[PROBLEM STATEMENT] Since the pictures are not wanted, retype the listing below exactly and without them.
********
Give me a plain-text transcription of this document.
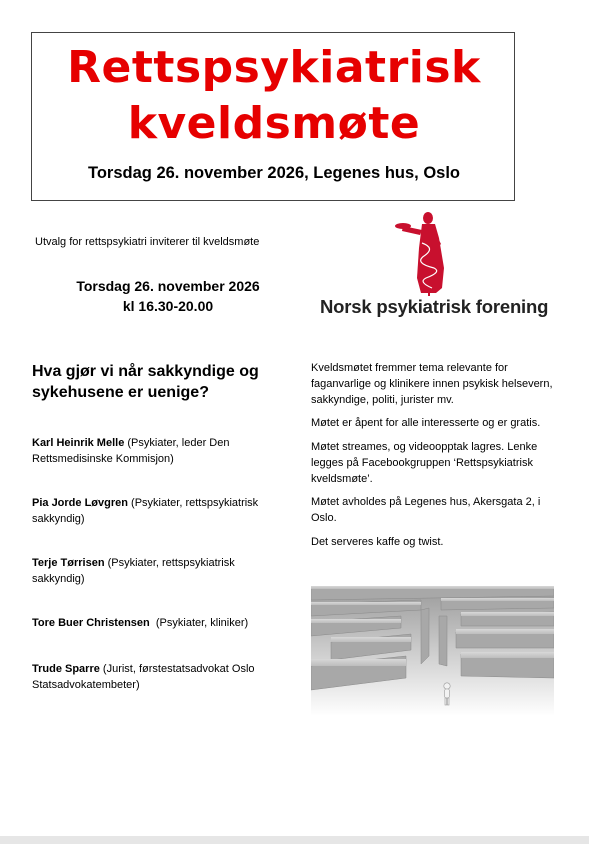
Rettspsykiatrisk
kveldsmøte
Torsdag 26. november 2026, Legenes hus, Oslo
Utvalg for rettspsykiatri inviterer til kveldsmøte
Torsdag 26. november 2026
kl 16.30-20.00	Norsk psykiatrisk forening
Hva gjør vi når sakkyndige og sykehusene er uenige?
Karl Heinrik Melle (Psykiater, leder Den Rettsmedisinske Kommisjon)
Pia Jorde Løvgren (Psykiater, rettspsykiatrisk sakkyndig)
Terje Tørrisen (Psykiater, rettspsykiatrisk sakkyndig)
Tore Buer Christensen  (Psykiater, kliniker)
Trude Sparre (Jurist, førstestatsadvokat Oslo Statsadvokatembeter)
Kveldsmøtet fremmer tema relevante for faganvarlige og klinikere innen psykisk helsevern, sakkyndige, politi, jurister mv.
Møtet er åpent for alle interesserte og er gratis.
Møtet streames, og videoopptak lagres. Lenke legges på Facebookgruppen ‘Rettspsykiatrisk kveldsmøte’.
Møtet avholdes på Legenes hus, Akersgata 2, i Oslo.
Det serveres kaffe og twist.
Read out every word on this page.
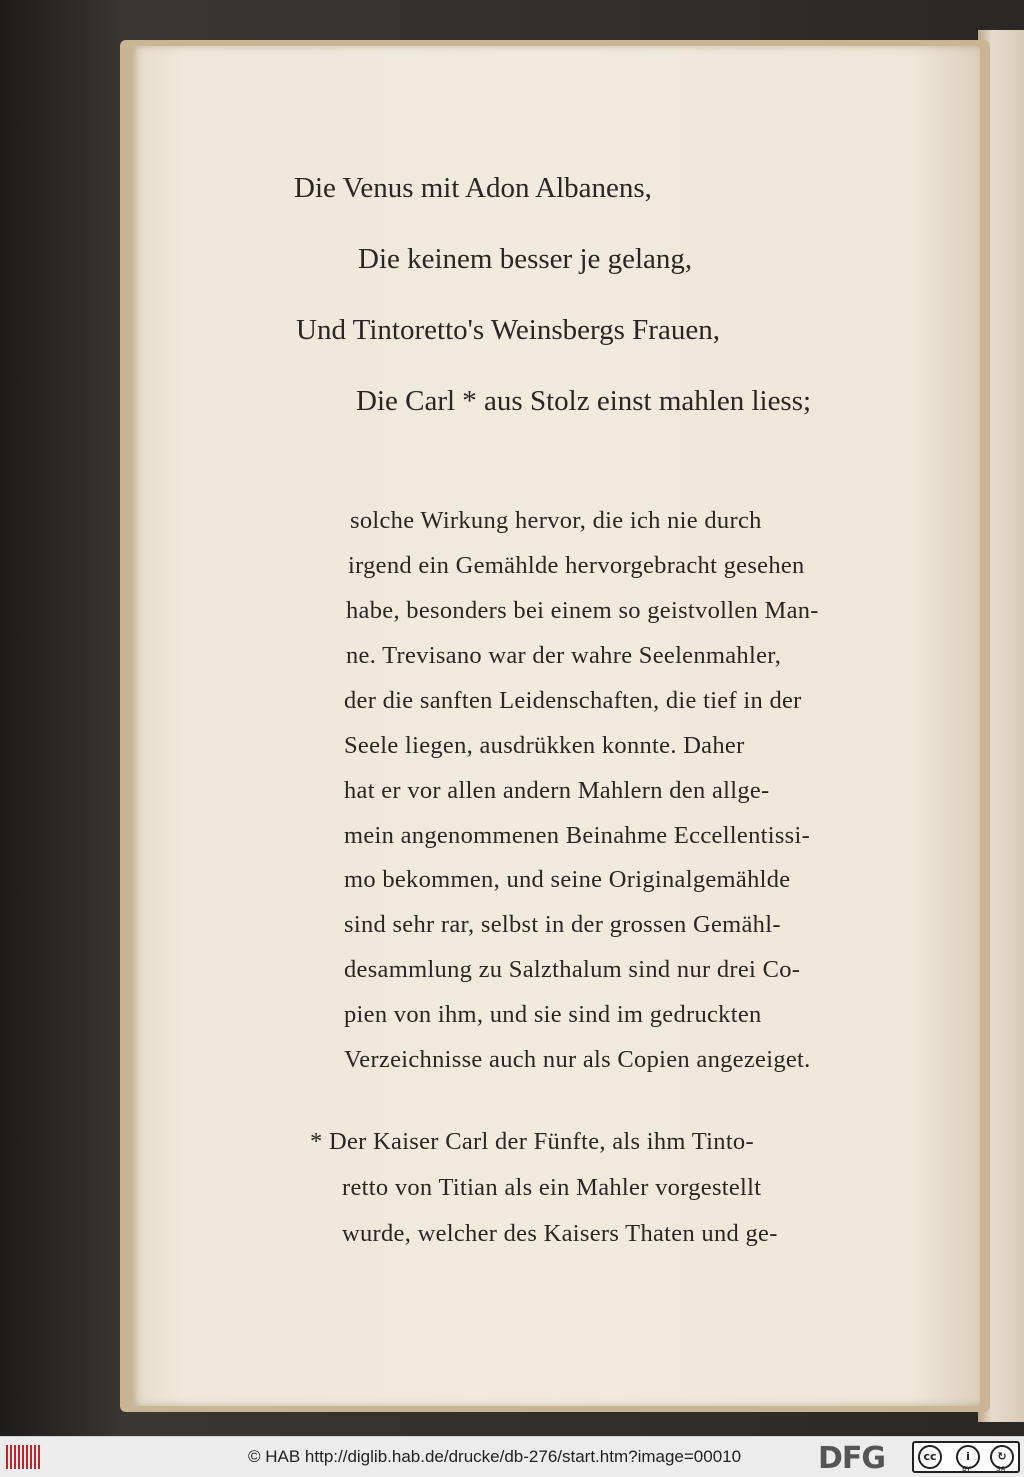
Die Venus mit Adon Albanens,
Die keinem besser je gelang,
Und Tintoretto's Weinsbergs Frauen,
Die Carl * aus Stolz einst mahlen liess;
solche Wirkung hervor, die ich nie durch
irgend ein Gemählde hervorgebracht gesehen
habe, besonders bei einem so geistvollen Man-
ne. Trevisano war der wahre Seelenmahler,
der die sanften Leidenschaften, die tief in der
Seele liegen, ausdrükken konnte. Daher
hat er vor allen andern Mahlern den allge-
mein angenommenen Beinahme Eccellentissi-
mo bekommen, und seine Originalgemählde
sind sehr rar, selbst in der grossen Gemähl-
desammlung zu Salzthalum sind nur drei Co-
pien von ihm, und sie sind im gedruckten
Verzeichnisse auch nur als Copien angezeiget.
* Der Kaiser Carl der Fünfte, als ihm Tinto-
retto von Titian als ein Mahler vorgestellt
wurde, welcher des Kaisers Thaten und ge-
© HAB http://diglib.hab.de/drucke/db-276/start.htm?image=00010	DFG	cc	i	↻
BY	SA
********
[ANSWER SPACE]
Give me a plain-text transcription of this document.
Rettspsykiatrisk
kveldsmøte
Torsdag 26. november 2026, Legenes hus, Oslo
Utvalg for rettspsykiatri inviterer til kveldsmøte
Torsdag 26. november 2026
kl 16.30-20.00	Norsk psykiatrisk forening
Hva gjør vi når sakkyndige og sykehusene er uenige?
Karl Heinrik Melle (Psykiater, leder Den Rettsmedisinske Kommisjon)
Pia Jorde Løvgren (Psykiater, rettspsykiatrisk sakkyndig)
Terje Tørrisen (Psykiater, rettspsykiatrisk sakkyndig)
Tore Buer Christensen  (Psykiater, kliniker)
Trude Sparre (Jurist, førstestatsadvokat Oslo Statsadvokatembeter)
Kveldsmøtet fremmer tema relevante for faganvarlige og klinikere innen psykisk helsevern, sakkyndige, politi, jurister mv.
Møtet er åpent for alle interesserte og er gratis.
Møtet streames, og videoopptak lagres. Lenke legges på Facebookgruppen ‘Rettspsykiatrisk kveldsmøte’.
Møtet avholdes på Legenes hus, Akersgata 2, i Oslo.
Det serveres kaffe og twist.
Read out every word on this page.
Die Venus mit Adon Albanens,
Die keinem besser je gelang,
Und Tintoretto's Weinsbergs Frauen,
Die Carl * aus Stolz einst mahlen liess;
solche Wirkung hervor, die ich nie durch
irgend ein Gemählde hervorgebracht gesehen
habe, besonders bei einem so geistvollen Man-
ne. Trevisano war der wahre Seelenmahler,
der die sanften Leidenschaften, die tief in der
Seele liegen, ausdrükken konnte. Daher
hat er vor allen andern Mahlern den allge-
mein angenommenen Beinahme Eccellentissi-
mo bekommen, und seine Originalgemählde
sind sehr rar, selbst in der grossen Gemähl-
desammlung zu Salzthalum sind nur drei Co-
pien von ihm, und sie sind im gedruckten
Verzeichnisse auch nur als Copien angezeiget.
* Der Kaiser Carl der Fünfte, als ihm Tinto-
retto von Titian als ein Mahler vorgestellt
wurde, welcher des Kaisers Thaten und ge-
© HAB http://diglib.hab.de/drucke/db-276/start.htm?image=00010	DFG	cc	i	↻
BY	SA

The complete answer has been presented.